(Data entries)
※
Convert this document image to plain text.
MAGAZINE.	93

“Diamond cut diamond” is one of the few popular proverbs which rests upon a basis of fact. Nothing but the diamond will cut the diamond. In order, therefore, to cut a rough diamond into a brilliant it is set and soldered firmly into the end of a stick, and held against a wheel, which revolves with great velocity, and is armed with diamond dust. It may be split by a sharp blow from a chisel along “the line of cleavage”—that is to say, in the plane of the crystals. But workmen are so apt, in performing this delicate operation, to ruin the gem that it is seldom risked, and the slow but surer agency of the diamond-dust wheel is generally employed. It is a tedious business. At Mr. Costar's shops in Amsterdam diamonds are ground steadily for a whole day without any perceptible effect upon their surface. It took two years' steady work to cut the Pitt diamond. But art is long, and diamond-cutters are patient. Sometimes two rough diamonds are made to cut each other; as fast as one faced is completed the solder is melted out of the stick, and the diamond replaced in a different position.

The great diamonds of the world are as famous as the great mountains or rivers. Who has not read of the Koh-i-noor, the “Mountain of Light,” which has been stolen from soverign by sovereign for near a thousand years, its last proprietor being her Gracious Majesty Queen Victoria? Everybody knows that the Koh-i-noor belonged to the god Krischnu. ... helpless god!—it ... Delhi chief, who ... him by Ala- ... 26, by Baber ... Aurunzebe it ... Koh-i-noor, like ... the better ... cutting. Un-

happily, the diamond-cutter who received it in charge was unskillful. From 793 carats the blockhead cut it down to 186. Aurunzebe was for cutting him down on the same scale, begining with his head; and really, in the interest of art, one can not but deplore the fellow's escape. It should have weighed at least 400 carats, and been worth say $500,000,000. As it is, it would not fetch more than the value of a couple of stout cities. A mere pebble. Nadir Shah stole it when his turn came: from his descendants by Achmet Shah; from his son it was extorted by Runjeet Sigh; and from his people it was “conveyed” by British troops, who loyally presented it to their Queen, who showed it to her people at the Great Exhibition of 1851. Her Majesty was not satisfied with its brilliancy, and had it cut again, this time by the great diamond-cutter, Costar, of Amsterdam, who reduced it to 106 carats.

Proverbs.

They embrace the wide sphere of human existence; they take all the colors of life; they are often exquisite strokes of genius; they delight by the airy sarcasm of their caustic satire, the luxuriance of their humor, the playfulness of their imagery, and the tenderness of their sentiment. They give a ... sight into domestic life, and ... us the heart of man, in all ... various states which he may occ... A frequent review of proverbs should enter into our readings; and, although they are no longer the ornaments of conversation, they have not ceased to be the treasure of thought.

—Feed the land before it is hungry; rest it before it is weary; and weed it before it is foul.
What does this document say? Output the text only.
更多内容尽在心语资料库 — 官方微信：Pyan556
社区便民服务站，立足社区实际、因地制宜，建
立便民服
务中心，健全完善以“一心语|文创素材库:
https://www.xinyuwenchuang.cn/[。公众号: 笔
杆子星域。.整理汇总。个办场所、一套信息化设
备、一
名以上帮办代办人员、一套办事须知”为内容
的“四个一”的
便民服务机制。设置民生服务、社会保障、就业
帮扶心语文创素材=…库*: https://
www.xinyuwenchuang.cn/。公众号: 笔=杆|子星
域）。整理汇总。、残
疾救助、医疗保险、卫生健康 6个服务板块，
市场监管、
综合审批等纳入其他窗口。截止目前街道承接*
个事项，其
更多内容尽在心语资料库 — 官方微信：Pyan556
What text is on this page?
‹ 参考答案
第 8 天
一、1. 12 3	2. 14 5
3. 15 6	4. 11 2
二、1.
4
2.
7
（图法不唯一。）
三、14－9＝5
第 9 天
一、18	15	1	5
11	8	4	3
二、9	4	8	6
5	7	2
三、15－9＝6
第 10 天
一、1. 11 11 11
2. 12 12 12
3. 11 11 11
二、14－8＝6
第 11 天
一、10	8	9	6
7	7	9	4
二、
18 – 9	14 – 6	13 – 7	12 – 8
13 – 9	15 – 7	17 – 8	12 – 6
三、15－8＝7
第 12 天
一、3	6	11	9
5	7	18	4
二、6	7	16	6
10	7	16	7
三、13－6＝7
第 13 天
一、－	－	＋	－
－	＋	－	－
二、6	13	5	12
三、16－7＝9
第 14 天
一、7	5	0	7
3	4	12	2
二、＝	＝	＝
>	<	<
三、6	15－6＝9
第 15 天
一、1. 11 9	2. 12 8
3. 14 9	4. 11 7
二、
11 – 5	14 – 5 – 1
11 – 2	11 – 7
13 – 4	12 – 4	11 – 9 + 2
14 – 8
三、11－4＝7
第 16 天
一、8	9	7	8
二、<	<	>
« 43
※
→ Problem requirements:
Give back, exactly as written, the lines from the one with "What does this" to the last line.

→ Correct response:
What does this document say? Output the text only.
更多内容尽在心语资料库 — 官方微信：Pyan556
社区便民服务站，立足社区实际、因地制宜，建
立便民服
务中心，健全完善以“一心语|文创素材库:
https://www.xinyuwenchuang.cn/[。公众号: 笔
杆子星域。.整理汇总。个办场所、一套信息化设
备、一
名以上帮办代办人员、一套办事须知”为内容
的“四个一”的
便民服务机制。设置民生服务、社会保障、就业
帮扶心语文创素材=…库*: https://
www.xinyuwenchuang.cn/。公众号: 笔=杆|子星
域）。整理汇总。、残
疾救助、医疗保险、卫生健康 6个服务板块，
市场监管、
综合审批等纳入其他窗口。截止目前街道承接*
个事项，其
更多内容尽在心语资料库 — 官方微信：Pyan556
What text is on this page?
‹ 参考答案
第 8 天
一、1. 12 3	2. 14 5
3. 15 6	4. 11 2
二、1.
4
2.
7
（图法不唯一。）
三、14－9＝5
第 9 天
一、18	15	1	5
11	8	4	3
二、9	4	8	6
5	7	2
三、15－9＝6
第 10 天
一、1. 11 11 11
2. 12 12 12
3. 11 11 11
二、14－8＝6
第 11 天
一、10	8	9	6
7	7	9	4
二、
18 – 9	14 – 6	13 – 7	12 – 8
13 – 9	15 – 7	17 – 8	12 – 6
三、15－8＝7
第 12 天
一、3	6	11	9
5	7	18	4
二、6	7	16	6
10	7	16	7
三、13－6＝7
第 13 天
一、－	－	＋	－
－	＋	－	－
二、6	13	5	12
三、16－7＝9
第 14 天
一、7	5	0	7
3	4	12	2
二、＝	＝	＝
>	<	<
三、6	15－6＝9
第 15 天
一、1. 11 9	2. 12 8
3. 14 9	4. 11 7
二、
11 – 5	14 – 5 – 1
11 – 2	11 – 7
13 – 4	12 – 4	11 – 9 + 2
14 – 8
三、11－4＝7
第 16 天
一、8	9	7	8
二、<	<	>
« 43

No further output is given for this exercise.